Veri Kümesi Öğeleri:
---*---
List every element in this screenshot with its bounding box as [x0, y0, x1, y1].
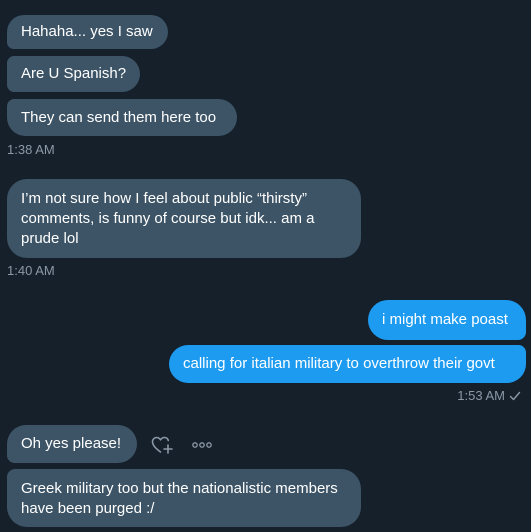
add-reaction-heart-icon[interactable] [150, 434, 174, 456]
sent-message[interactable]: i might make poast [368, 300, 526, 340]
received-message[interactable]: Greek military too but the nationalistic… [7, 469, 361, 527]
sent-message[interactable]: calling for italian military to overthro… [169, 345, 526, 383]
message-timestamp: 1:38 AM [7, 142, 55, 157]
message-text: Are U Spanish? [21, 65, 127, 82]
message-text: Greek military too but the nationalistic… [21, 480, 338, 517]
message-text: I’m not sure how I feel about public “th… [21, 190, 315, 247]
received-message[interactable]: They can send them here too [7, 99, 237, 136]
received-message[interactable]: I’m not sure how I feel about public “th… [7, 179, 361, 258]
sent-status: 1:53 AM [457, 388, 521, 404]
message-timestamp: 1:40 AM [7, 263, 55, 278]
more-dots-icon[interactable] [191, 437, 213, 453]
received-message[interactable]: Oh yes please! [7, 425, 137, 463]
received-message[interactable]: Hahaha... yes I saw [7, 15, 168, 49]
message-text: calling for italian military to overthro… [183, 355, 495, 372]
message-timestamp: 1:53 AM [457, 388, 505, 403]
message-text: They can send them here too [21, 108, 217, 126]
check-icon [509, 390, 521, 402]
message-text: Oh yes please! [21, 435, 122, 452]
message-text: i might make poast [382, 311, 508, 328]
received-message[interactable]: Are U Spanish? [7, 56, 140, 92]
message-text: Hahaha... yes I saw [21, 23, 153, 40]
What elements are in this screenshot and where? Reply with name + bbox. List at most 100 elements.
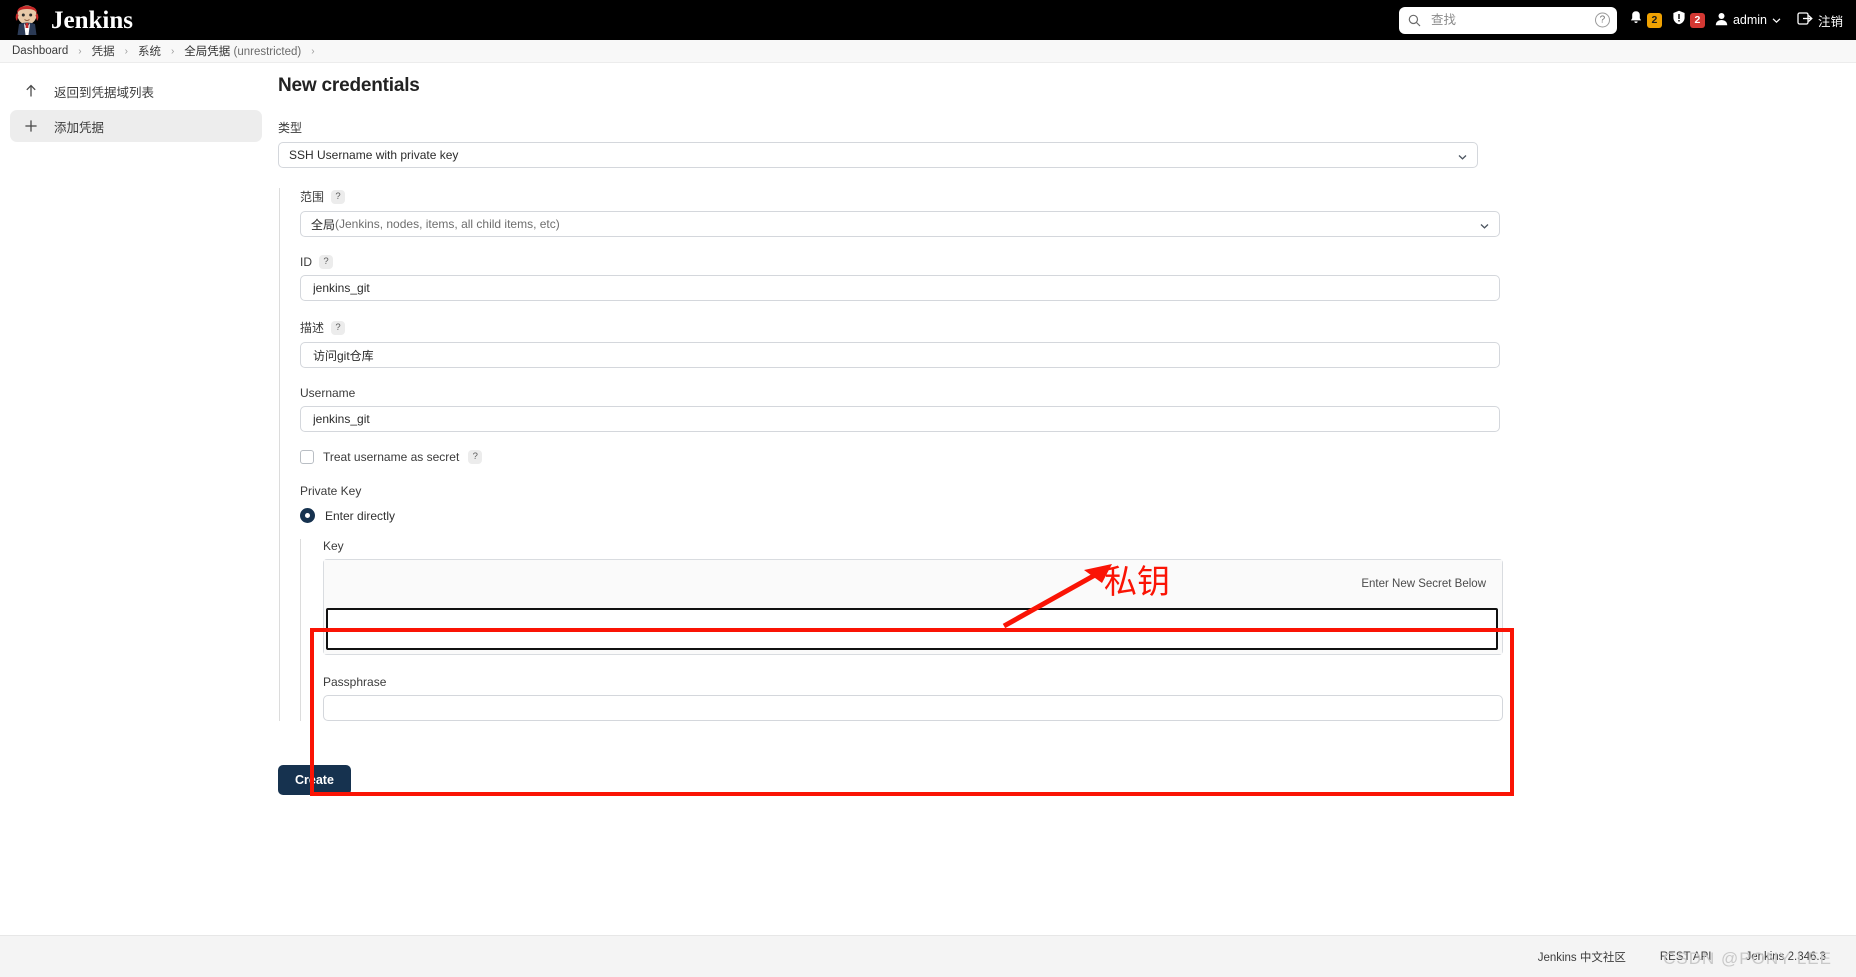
secret-notice-text: Enter New Secret Below: [1361, 578, 1486, 590]
breadcrumb: Dashboard › 凭据 › 系统 › 全局凭据 (unrestricted…: [0, 40, 1856, 63]
scope-value-detail: (Jenkins, nodes, items, all child items,…: [335, 217, 560, 231]
brand-title: Jenkins: [51, 6, 133, 34]
scope-group: 范围 ? 全局 (Jenkins, nodes, items, all chil…: [300, 188, 1519, 237]
logout-label: 注销: [1817, 14, 1843, 29]
username-group: Username: [300, 386, 1519, 432]
notification-count-badge[interactable]: 2: [1646, 12, 1662, 28]
scope-select[interactable]: 全局 (Jenkins, nodes, items, all child ite…: [300, 211, 1500, 237]
credential-type-value: SSH Username with private key: [289, 148, 459, 162]
sidebar-item-label: 返回到凭据域列表: [54, 85, 155, 100]
enter-directly-radio[interactable]: [300, 508, 315, 523]
id-input-wrapper[interactable]: [300, 275, 1500, 301]
id-help-icon[interactable]: ?: [319, 255, 333, 269]
id-label-text: ID: [300, 255, 312, 269]
sidebar-item-back-to-domain-list[interactable]: 返回到凭据域列表: [10, 75, 262, 107]
page-footer: Jenkins 中文社区 REST API Jenkins 2.346.3: [0, 935, 1856, 977]
treat-username-as-secret-row[interactable]: Treat username as secret ?: [300, 450, 1519, 464]
footer-community-link[interactable]: Jenkins 中文社区: [1538, 949, 1626, 965]
breadcrumb-separator: ›: [78, 45, 82, 57]
search-input[interactable]: [1428, 12, 1589, 28]
description-input-wrapper[interactable]: [300, 342, 1500, 368]
jenkins-brand[interactable]: Jenkins: [12, 4, 133, 36]
private-key-label-text: Private Key: [300, 484, 362, 498]
breadcrumb-separator: ›: [170, 45, 175, 57]
sidebar: 返回到凭据域列表 添加凭据: [0, 75, 272, 145]
logout-button[interactable]: 注销: [1797, 11, 1843, 30]
jenkins-butler-logo-icon: [12, 4, 42, 36]
description-label-text: 描述: [300, 321, 325, 335]
passphrase-input[interactable]: [334, 700, 1492, 716]
username-input[interactable]: [311, 411, 1489, 427]
key-section: Key Enter New Secret Below Passphrase: [300, 539, 1530, 721]
description-help-icon[interactable]: ?: [331, 320, 346, 335]
radio-selected-dot: [305, 513, 310, 518]
credential-type-select[interactable]: SSH Username with private key: [278, 142, 1478, 168]
sidebar-item-add-credentials[interactable]: 添加凭据: [10, 110, 262, 142]
breadcrumb-global-label: 全局凭据: [184, 46, 231, 58]
arrow-up-icon: [24, 84, 38, 98]
passphrase-label-text: Passphrase: [323, 675, 387, 689]
id-group: ID ?: [300, 255, 1519, 301]
key-label: Key: [323, 539, 1530, 553]
security-count-badge[interactable]: 2: [1689, 12, 1705, 28]
breadcrumb-separator: ›: [124, 45, 128, 57]
search-help-icon[interactable]: ?: [1594, 12, 1610, 28]
security-indicator[interactable]: 2: [1672, 10, 1705, 30]
search-box[interactable]: ?: [1398, 6, 1617, 34]
scope-label: 范围 ?: [300, 188, 1519, 205]
passphrase-input-wrapper[interactable]: [323, 695, 1503, 721]
bell-icon[interactable]: [1629, 10, 1643, 30]
id-label: ID ?: [300, 255, 1519, 269]
username-label: Username: [300, 386, 1519, 400]
header-right-group: ? 2 2: [1398, 0, 1856, 40]
page-title: New credentials: [278, 75, 420, 96]
app-header: Jenkins ? 2: [0, 0, 1856, 40]
user-icon: [1715, 12, 1728, 29]
notifications-indicator[interactable]: 2: [1629, 10, 1662, 30]
logout-icon: [1797, 11, 1813, 29]
secret-textarea-shell: Enter New Secret Below: [323, 559, 1503, 655]
create-button[interactable]: Create: [278, 765, 351, 795]
passphrase-label: Passphrase: [323, 675, 1530, 689]
footer-rest-api-link[interactable]: REST API: [1660, 951, 1712, 963]
description-input[interactable]: [311, 347, 1489, 363]
credential-type-label: 类型: [278, 119, 1478, 136]
sidebar-item-label: 添加凭据: [54, 120, 105, 135]
private-key-label: Private Key: [300, 484, 1519, 498]
breadcrumb-global-suffix: (unrestricted): [230, 46, 302, 58]
breadcrumb-item-global-credentials[interactable]: 全局凭据 (unrestricted): [184, 43, 301, 59]
private-key-textarea[interactable]: [326, 608, 1498, 650]
breadcrumb-item-dashboard[interactable]: Dashboard: [12, 45, 68, 57]
treat-username-as-secret-checkbox[interactable]: [300, 450, 314, 464]
plus-icon: [24, 119, 38, 133]
search-icon: [1408, 14, 1421, 27]
breadcrumb-item-system[interactable]: 系统: [138, 43, 161, 59]
description-group: 描述 ?: [300, 319, 1519, 368]
credential-type-group: 类型 SSH Username with private key: [278, 119, 1478, 168]
id-input[interactable]: [311, 280, 1489, 296]
credential-details-section: 范围 ? 全局 (Jenkins, nodes, items, all chil…: [279, 188, 1519, 721]
main-content: New credentials 类型 SSH Username with pri…: [278, 75, 1838, 795]
shield-alert-icon[interactable]: [1672, 10, 1686, 30]
username-label-text: Username: [300, 386, 356, 400]
chevron-down-icon[interactable]: [1480, 220, 1489, 229]
username-input-wrapper[interactable]: [300, 406, 1500, 432]
chevron-down-icon[interactable]: [1458, 151, 1467, 160]
enter-directly-label: Enter directly: [325, 508, 396, 523]
scope-value-primary: 全局: [311, 217, 336, 232]
key-label-text: Key: [323, 539, 344, 553]
secret-textarea-wrapper: [324, 608, 1502, 654]
description-label: 描述 ?: [300, 319, 1519, 336]
enter-directly-row[interactable]: Enter directly: [300, 508, 1519, 523]
treat-username-as-secret-help-icon[interactable]: ?: [468, 450, 483, 464]
passphrase-group: Passphrase: [323, 675, 1530, 721]
footer-version: Jenkins 2.346.3: [1745, 950, 1826, 963]
breadcrumb-item-credentials[interactable]: 凭据: [92, 43, 115, 59]
credential-type-label-text: 类型: [278, 121, 303, 135]
user-menu[interactable]: admin: [1715, 12, 1781, 29]
breadcrumb-separator: ›: [311, 45, 315, 57]
secret-notice: Enter New Secret Below: [324, 560, 1502, 608]
scope-help-icon[interactable]: ?: [331, 189, 346, 204]
chevron-down-icon[interactable]: [1772, 13, 1781, 27]
treat-username-as-secret-label: Treat username as secret: [323, 450, 460, 464]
---*---
Verilen Görev: Yukarıdaki öğelerde "add-reaction-heart-icon[interactable] [150, 434, 174, 456]" ifadesini içeren satırdan başlayıp "message-text: Greek military" ifadesini içeren satıra kadar uzanan satırları, iki uç satır da dahil olmak üzere, hiçbir değişiklik yapmadan kopyala.

Yanıt Aşağıda:
add-reaction-heart-icon[interactable] [150, 434, 174, 456]
sent-message[interactable]: i might make poast [368, 300, 526, 340]
received-message[interactable]: Greek military too but the nationalistic… [7, 469, 361, 527]
sent-message[interactable]: calling for italian military to overthro… [169, 345, 526, 383]
message-timestamp: 1:38 AM [7, 142, 55, 157]
message-text: Are U Spanish? [21, 65, 127, 82]
message-text: Greek military too but the nationalistic… [21, 480, 338, 517]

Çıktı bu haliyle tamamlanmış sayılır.